— start of Information provided —

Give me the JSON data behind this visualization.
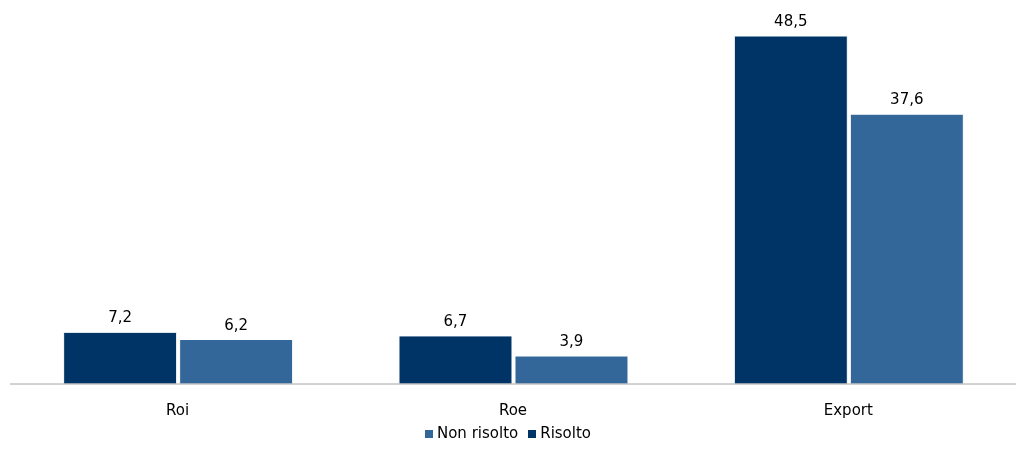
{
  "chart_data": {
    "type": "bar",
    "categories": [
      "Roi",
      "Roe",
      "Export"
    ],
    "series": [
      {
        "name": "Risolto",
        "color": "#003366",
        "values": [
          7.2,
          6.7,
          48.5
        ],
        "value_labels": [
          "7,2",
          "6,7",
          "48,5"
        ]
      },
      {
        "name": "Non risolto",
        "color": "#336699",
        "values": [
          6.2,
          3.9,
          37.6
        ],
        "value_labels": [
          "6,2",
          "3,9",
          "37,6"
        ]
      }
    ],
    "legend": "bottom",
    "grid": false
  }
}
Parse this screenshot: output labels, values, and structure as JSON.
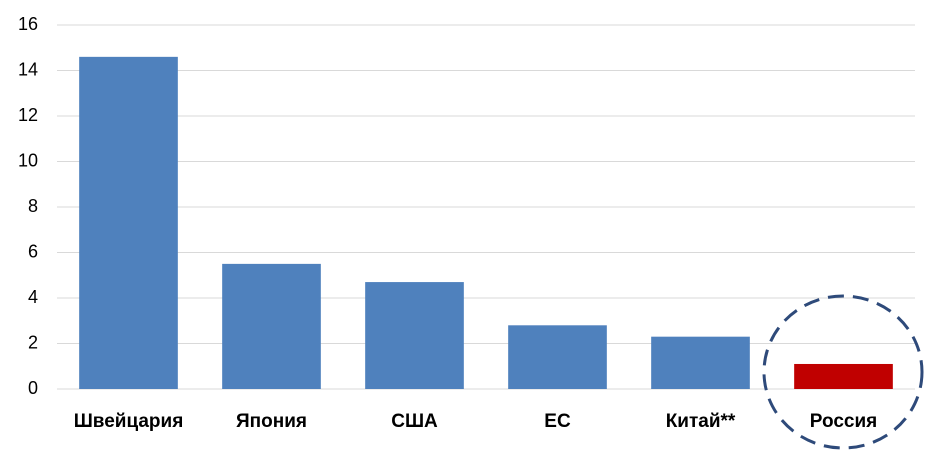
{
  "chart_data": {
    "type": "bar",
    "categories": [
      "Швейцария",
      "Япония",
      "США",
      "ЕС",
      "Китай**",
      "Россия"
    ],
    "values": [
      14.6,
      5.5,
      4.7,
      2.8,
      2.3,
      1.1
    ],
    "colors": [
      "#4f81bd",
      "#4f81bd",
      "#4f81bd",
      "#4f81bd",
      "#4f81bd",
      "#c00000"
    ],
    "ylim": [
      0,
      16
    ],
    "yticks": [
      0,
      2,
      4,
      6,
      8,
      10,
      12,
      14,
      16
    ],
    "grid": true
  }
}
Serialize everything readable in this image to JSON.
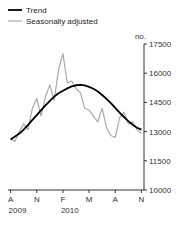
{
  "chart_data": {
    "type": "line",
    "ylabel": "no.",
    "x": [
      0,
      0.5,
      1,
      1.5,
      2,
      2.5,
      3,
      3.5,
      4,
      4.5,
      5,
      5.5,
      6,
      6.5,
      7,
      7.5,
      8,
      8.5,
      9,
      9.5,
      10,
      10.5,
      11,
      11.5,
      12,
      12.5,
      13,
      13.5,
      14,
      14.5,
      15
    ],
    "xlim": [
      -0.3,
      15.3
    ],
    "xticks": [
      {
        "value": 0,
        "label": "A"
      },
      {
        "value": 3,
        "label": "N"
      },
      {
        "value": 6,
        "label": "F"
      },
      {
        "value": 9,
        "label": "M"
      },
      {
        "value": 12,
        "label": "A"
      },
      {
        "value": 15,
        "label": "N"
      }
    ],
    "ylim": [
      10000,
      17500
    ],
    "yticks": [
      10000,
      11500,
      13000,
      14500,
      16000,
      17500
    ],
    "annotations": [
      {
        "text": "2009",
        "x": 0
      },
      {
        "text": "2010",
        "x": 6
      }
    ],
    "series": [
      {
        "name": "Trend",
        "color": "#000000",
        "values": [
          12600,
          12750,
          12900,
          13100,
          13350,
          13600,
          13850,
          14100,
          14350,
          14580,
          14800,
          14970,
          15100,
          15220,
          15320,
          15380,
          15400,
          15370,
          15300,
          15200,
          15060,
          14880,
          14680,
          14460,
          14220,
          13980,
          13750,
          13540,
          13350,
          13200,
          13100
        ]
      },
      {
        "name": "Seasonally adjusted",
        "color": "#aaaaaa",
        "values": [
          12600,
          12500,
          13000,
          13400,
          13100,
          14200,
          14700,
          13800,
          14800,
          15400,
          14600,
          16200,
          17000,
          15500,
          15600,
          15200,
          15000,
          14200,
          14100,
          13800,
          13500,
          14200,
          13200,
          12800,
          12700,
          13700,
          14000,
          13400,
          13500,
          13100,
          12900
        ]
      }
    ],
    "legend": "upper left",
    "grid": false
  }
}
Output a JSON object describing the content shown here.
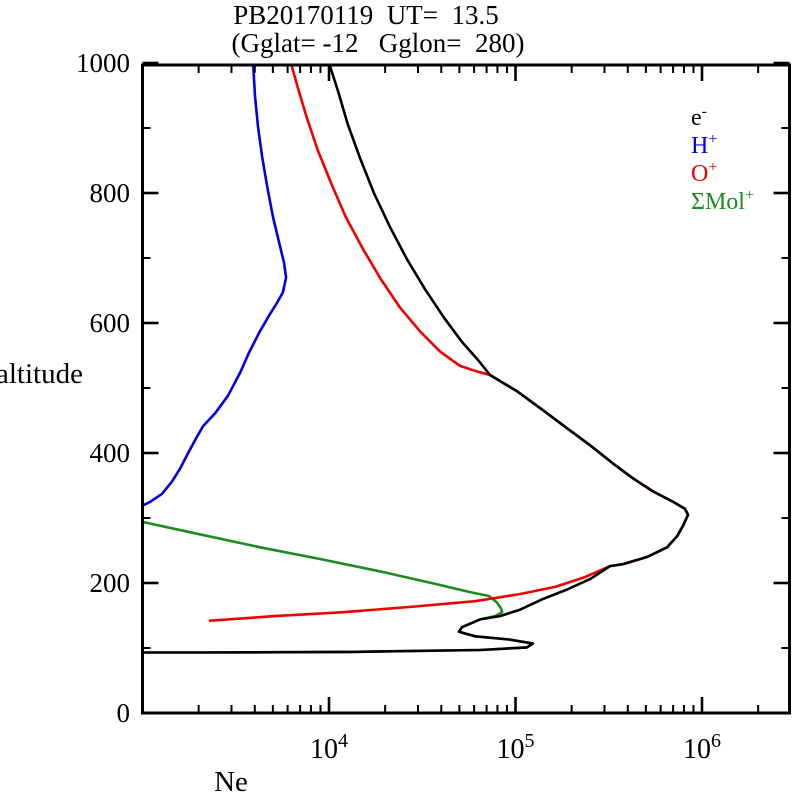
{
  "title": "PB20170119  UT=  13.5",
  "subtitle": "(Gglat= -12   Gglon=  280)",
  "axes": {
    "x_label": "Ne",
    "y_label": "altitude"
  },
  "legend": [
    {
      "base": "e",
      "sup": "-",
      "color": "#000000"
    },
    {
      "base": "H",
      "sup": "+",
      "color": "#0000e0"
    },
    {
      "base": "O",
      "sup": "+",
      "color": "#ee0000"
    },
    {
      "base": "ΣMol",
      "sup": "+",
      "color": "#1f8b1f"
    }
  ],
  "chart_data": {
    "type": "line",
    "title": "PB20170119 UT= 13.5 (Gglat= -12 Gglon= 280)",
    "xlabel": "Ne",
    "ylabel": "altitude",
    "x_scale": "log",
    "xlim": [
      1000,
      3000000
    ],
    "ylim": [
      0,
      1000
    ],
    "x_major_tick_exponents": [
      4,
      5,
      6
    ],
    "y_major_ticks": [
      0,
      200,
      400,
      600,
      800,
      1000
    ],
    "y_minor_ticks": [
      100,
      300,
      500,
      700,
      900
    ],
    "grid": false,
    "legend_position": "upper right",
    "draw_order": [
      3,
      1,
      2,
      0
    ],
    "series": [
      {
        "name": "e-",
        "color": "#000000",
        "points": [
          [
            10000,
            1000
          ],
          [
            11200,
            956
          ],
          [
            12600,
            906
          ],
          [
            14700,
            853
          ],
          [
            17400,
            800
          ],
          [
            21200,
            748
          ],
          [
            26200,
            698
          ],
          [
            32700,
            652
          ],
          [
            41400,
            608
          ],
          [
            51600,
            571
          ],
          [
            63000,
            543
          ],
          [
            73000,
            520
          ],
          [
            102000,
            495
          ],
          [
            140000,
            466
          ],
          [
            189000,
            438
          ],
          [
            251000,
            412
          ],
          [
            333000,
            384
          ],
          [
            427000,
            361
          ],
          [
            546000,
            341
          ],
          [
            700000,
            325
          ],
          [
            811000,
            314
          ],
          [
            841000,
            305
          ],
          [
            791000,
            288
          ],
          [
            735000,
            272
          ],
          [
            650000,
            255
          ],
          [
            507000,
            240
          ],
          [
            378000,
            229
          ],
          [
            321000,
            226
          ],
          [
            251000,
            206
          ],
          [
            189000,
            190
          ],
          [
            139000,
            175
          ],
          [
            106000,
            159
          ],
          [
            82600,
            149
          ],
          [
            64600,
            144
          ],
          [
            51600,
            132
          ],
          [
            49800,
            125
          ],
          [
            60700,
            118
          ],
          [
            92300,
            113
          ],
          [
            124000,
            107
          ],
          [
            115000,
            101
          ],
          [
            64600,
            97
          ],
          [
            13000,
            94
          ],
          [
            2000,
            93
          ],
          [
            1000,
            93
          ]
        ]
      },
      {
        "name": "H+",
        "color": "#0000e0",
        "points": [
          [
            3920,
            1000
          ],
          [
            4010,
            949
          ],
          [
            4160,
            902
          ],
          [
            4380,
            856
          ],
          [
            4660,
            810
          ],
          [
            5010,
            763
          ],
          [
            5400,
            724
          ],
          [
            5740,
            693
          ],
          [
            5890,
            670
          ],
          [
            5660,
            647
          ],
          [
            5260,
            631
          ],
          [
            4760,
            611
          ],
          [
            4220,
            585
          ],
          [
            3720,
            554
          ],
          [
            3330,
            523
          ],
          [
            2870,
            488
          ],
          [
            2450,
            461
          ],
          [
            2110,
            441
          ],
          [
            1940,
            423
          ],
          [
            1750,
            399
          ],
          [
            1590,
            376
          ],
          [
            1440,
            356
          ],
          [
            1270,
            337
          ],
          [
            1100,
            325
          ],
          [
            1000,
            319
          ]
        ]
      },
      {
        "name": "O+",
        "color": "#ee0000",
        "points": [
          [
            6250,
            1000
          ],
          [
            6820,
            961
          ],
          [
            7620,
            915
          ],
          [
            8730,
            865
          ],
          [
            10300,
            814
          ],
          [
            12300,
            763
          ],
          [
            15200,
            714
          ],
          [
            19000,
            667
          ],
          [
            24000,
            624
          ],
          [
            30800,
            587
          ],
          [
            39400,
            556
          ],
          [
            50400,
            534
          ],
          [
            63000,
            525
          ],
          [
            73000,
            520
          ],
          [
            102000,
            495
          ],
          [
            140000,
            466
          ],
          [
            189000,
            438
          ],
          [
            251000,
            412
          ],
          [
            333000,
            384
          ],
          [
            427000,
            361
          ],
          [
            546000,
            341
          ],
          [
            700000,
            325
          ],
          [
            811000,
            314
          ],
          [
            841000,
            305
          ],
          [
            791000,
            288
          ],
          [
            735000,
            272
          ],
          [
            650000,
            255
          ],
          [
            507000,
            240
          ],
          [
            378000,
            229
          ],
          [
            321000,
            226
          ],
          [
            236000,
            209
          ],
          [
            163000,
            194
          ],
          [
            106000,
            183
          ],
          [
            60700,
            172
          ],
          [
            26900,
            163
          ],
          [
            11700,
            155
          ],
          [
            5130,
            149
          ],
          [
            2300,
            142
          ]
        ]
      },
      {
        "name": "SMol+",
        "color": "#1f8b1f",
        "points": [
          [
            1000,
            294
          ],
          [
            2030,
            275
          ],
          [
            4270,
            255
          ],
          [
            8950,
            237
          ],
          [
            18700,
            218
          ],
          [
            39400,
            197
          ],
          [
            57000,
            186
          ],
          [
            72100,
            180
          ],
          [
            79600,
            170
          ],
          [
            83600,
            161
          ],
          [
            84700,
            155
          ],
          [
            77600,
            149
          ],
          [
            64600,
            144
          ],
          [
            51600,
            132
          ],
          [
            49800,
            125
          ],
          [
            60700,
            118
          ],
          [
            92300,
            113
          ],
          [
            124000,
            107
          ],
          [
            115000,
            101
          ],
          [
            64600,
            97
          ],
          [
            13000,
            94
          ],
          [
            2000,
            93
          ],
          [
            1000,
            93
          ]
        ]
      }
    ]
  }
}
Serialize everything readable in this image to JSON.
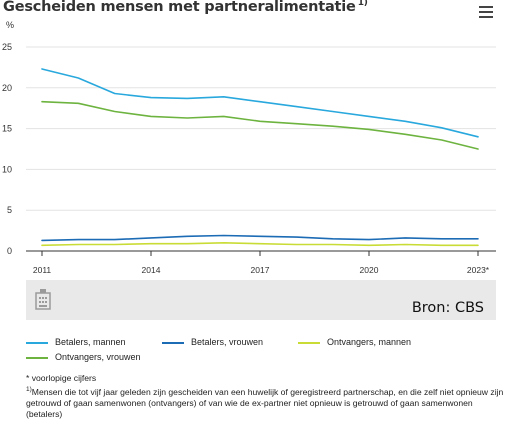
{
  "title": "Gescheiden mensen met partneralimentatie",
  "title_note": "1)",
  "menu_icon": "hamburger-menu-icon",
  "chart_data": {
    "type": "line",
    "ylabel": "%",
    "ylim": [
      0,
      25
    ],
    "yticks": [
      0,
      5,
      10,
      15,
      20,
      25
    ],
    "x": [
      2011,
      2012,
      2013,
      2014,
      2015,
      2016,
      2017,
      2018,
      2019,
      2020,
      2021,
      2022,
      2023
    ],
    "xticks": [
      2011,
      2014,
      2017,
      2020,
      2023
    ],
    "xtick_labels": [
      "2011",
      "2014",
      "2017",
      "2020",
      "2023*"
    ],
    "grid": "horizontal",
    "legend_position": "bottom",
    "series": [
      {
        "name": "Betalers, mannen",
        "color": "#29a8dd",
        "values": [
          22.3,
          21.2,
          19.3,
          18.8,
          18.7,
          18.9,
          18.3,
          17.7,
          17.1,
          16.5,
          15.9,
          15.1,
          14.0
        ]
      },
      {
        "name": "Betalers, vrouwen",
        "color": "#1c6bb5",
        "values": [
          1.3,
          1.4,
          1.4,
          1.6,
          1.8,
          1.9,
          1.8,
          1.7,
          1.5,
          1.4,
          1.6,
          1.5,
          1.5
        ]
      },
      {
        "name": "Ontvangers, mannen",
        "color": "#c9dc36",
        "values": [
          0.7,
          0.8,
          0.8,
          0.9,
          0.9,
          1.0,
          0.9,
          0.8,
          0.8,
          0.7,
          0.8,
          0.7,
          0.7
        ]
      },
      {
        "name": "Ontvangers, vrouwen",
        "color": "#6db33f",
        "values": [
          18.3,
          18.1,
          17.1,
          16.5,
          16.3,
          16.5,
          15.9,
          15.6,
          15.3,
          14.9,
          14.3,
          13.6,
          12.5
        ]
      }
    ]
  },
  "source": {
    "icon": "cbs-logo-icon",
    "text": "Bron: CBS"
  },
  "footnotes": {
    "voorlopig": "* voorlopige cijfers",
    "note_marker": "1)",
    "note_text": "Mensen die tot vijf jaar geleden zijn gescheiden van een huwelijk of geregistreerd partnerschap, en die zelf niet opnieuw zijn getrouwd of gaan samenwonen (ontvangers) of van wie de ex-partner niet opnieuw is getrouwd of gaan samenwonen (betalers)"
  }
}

— end of Information provided —

Exercise goal:
Copy all lines above containing the string "Gglon".

Exercise output:
  "subtitle": "(Gglat= -12   Gglon=  280)",
    "title": "PB20170119 UT= 13.5 (Gglat= -12 Gglon= 280)",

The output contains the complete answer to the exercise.